* [What is expected]: Give the number of lines in the listing that hold the word "they". Write nothing but that number.

## START Record extracts

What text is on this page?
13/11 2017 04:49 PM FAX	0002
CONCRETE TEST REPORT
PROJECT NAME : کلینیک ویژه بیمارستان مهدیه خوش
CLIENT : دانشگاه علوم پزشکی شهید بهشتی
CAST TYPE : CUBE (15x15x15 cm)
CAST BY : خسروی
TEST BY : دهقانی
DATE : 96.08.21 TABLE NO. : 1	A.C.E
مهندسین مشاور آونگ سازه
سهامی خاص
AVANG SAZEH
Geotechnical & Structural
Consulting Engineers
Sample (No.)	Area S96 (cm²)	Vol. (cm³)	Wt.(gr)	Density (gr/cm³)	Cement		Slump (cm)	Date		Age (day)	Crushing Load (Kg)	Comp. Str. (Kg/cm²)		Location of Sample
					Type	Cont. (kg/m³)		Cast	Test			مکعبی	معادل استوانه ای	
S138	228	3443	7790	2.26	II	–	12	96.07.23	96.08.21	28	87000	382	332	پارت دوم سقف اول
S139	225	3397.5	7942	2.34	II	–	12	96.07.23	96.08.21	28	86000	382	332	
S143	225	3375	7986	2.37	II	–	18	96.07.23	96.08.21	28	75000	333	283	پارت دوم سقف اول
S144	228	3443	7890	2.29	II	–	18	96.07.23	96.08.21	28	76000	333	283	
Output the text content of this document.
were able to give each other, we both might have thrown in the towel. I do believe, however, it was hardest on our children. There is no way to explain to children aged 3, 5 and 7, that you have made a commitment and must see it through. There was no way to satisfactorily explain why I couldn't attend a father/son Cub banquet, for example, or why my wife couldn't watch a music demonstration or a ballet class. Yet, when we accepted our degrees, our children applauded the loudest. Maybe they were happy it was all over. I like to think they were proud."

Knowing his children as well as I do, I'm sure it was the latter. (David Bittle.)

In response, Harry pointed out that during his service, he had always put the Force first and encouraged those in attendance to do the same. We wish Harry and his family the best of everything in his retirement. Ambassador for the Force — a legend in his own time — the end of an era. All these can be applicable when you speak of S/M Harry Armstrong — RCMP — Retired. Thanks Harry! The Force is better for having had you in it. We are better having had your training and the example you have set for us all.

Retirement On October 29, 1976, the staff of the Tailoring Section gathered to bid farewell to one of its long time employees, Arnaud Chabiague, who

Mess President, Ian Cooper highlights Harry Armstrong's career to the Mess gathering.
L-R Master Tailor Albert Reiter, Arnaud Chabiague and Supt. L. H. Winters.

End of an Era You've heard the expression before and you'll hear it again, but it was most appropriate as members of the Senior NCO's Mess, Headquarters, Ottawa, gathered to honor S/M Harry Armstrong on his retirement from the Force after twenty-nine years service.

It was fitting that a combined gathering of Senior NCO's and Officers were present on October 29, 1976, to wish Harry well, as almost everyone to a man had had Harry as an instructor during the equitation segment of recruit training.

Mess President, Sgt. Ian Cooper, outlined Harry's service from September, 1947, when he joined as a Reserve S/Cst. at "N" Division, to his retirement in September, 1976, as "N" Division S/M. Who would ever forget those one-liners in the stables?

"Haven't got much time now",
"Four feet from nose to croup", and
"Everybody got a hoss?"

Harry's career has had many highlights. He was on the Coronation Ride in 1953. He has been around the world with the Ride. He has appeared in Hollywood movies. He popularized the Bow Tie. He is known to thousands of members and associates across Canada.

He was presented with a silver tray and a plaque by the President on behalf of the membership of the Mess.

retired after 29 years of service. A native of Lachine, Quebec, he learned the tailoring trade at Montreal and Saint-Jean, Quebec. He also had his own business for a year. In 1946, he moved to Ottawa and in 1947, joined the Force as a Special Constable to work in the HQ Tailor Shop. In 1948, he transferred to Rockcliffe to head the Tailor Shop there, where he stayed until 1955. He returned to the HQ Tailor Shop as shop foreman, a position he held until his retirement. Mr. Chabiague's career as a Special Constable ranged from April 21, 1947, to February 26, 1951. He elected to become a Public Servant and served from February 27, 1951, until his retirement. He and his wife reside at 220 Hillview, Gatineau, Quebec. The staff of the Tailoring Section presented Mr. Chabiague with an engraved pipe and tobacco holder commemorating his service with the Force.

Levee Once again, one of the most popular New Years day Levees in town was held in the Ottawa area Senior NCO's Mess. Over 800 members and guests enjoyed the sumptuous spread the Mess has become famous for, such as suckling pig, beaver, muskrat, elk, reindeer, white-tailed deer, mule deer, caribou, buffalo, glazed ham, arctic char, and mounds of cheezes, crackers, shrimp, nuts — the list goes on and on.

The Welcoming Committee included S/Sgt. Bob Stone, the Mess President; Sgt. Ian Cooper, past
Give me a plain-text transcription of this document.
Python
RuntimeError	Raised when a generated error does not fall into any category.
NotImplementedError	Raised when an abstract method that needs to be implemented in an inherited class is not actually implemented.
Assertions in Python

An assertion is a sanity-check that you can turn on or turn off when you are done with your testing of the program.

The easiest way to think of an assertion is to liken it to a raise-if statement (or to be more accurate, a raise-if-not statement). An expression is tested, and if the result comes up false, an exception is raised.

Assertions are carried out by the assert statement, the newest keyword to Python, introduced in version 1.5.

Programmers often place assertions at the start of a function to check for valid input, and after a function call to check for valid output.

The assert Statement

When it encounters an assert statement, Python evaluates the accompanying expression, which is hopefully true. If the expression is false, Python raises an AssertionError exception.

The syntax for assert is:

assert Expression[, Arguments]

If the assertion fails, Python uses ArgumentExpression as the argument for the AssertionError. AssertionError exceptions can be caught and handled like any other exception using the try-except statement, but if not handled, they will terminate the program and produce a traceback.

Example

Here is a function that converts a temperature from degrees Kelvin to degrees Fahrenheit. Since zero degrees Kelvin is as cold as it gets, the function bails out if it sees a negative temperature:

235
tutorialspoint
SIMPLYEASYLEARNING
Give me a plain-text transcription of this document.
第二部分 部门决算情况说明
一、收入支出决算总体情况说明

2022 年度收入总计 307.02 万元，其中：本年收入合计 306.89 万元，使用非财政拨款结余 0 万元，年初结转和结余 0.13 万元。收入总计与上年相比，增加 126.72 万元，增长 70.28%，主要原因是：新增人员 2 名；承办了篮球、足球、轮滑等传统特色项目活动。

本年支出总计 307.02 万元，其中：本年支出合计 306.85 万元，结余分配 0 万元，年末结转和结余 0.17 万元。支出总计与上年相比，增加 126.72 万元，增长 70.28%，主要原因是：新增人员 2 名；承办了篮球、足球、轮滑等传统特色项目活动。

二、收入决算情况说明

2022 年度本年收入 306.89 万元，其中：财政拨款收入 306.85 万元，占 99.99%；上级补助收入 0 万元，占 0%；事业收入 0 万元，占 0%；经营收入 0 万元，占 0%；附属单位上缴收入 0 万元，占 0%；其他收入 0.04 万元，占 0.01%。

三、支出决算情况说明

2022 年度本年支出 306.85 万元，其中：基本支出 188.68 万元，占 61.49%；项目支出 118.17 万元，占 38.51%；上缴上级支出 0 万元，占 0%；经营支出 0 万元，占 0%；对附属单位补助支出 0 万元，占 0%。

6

## END Record extracts

* [In response]: 2